◆ JOB:
Without the images, write out the whole listing exactly.

◆ MATERIAL:

________________

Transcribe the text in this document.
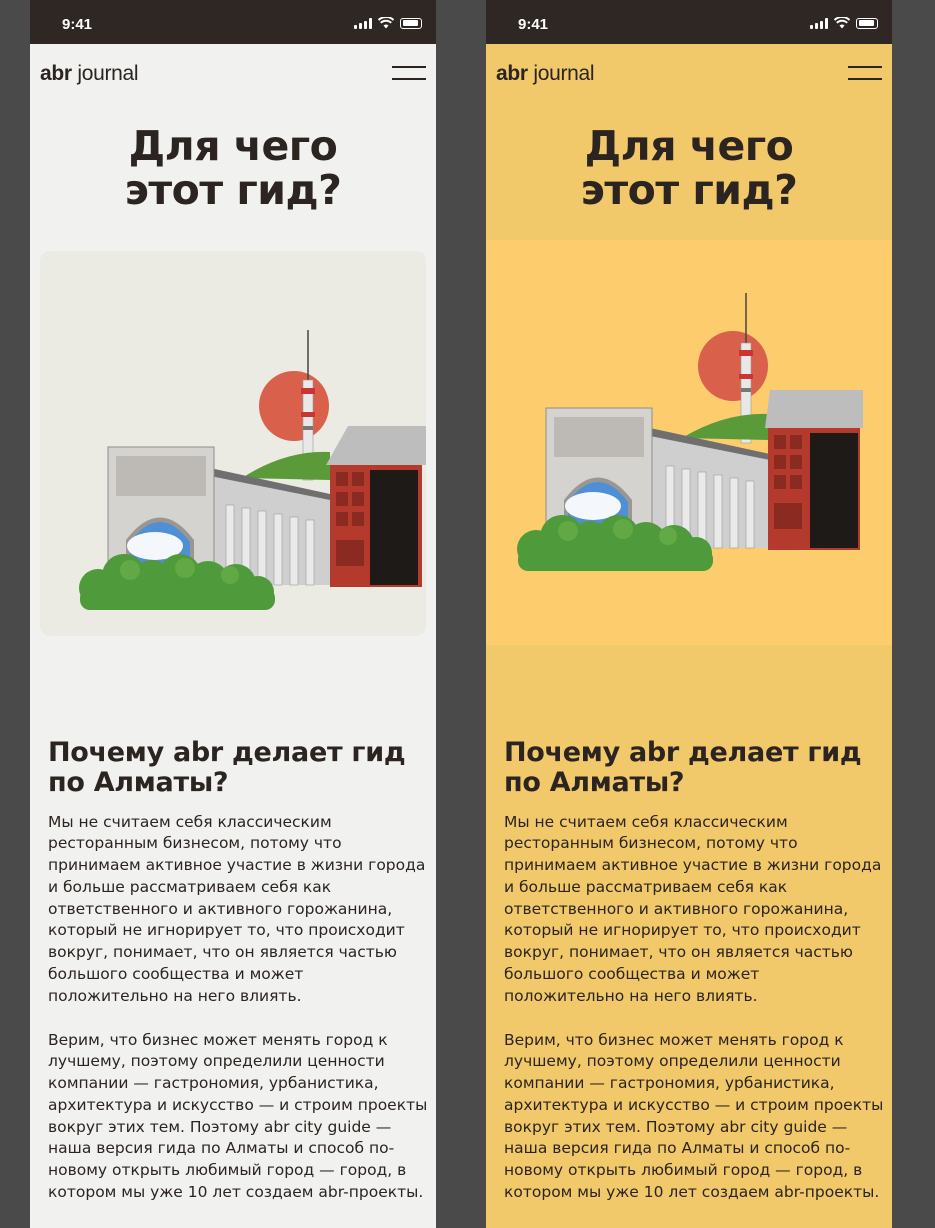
9:41
abr journal
Для чего
этот гид?
Почему abr делает гид
по Алматы?

Мы не считаем себя классическим ресторанным бизнесом, потому что принимаем активное участие в жизни города и больше рассматриваем себя как ответственного и активного горожанина, который не игнорирует то, что происходит вокруг, понимает, что он является частью большого сообщества и может положительно на него влиять.

Верим, что бизнес может менять город к лучшему, поэтому определили ценности компании — гастрономия, урбанистика, архитектура и искусство — и строим проекты вокруг этих тем. Поэтому abr city guide — наша версия гида по Алматы и способ по-новому открыть любимый город — город, в котором мы уже 10 лет создаем abr-проекты.

9:41
abr journal
Для чего
этот гид?
Почему abr делает гид
по Алматы?

Мы не считаем себя классическим ресторанным бизнесом, потому что принимаем активное участие в жизни города и больше рассматриваем себя как ответственного и активного горожанина, который не игнорирует то, что происходит вокруг, понимает, что он является частью большого сообщества и может положительно на него влиять.

Верим, что бизнес может менять город к лучшему, поэтому определили ценности компании — гастрономия, урбанистика, архитектура и искусство — и строим проекты вокруг этих тем. Поэтому abr city guide — наша версия гида по Алматы и способ по-новому открыть любимый город — город, в котором мы уже 10 лет создаем abr-проекты.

________________

◆ COMPLETED EXERCISE:
Transcribe the text in this document.
9:41
abr journal
Для чего
этот гид?
Почему abr делает гид
по Алматы?

Мы не считаем себя классическим ресторанным бизнесом, потому что принимаем активное участие в жизни города и больше рассматриваем себя как ответственного и активного горожанина, который не игнорирует то, что происходит вокруг, понимает, что он является частью большого сообщества и может положительно на него влиять.

Верим, что бизнес может менять город к лучшему, поэтому определили ценности компании — гастрономия, урбанистика, архитектура и искусство — и строим проекты вокруг этих тем. Поэтому abr city guide — наша версия гида по Алматы и способ по-новому открыть любимый город — город, в котором мы уже 10 лет создаем abr-проекты.

9:41
abr journal
Для чего
этот гид?
Почему abr делает гид
по Алматы?

Мы не считаем себя классическим ресторанным бизнесом, потому что принимаем активное участие в жизни города и больше рассматриваем себя как ответственного и активного горожанина, который не игнорирует то, что происходит вокруг, понимает, что он является частью большого сообщества и может положительно на него влиять.

Верим, что бизнес может менять город к лучшему, поэтому определили ценности компании — гастрономия, урбанистика, архитектура и искусство — и строим проекты вокруг этих тем. Поэтому abr city guide — наша версия гида по Алматы и способ по-новому открыть любимый город — город, в котором мы уже 10 лет создаем abr-проекты.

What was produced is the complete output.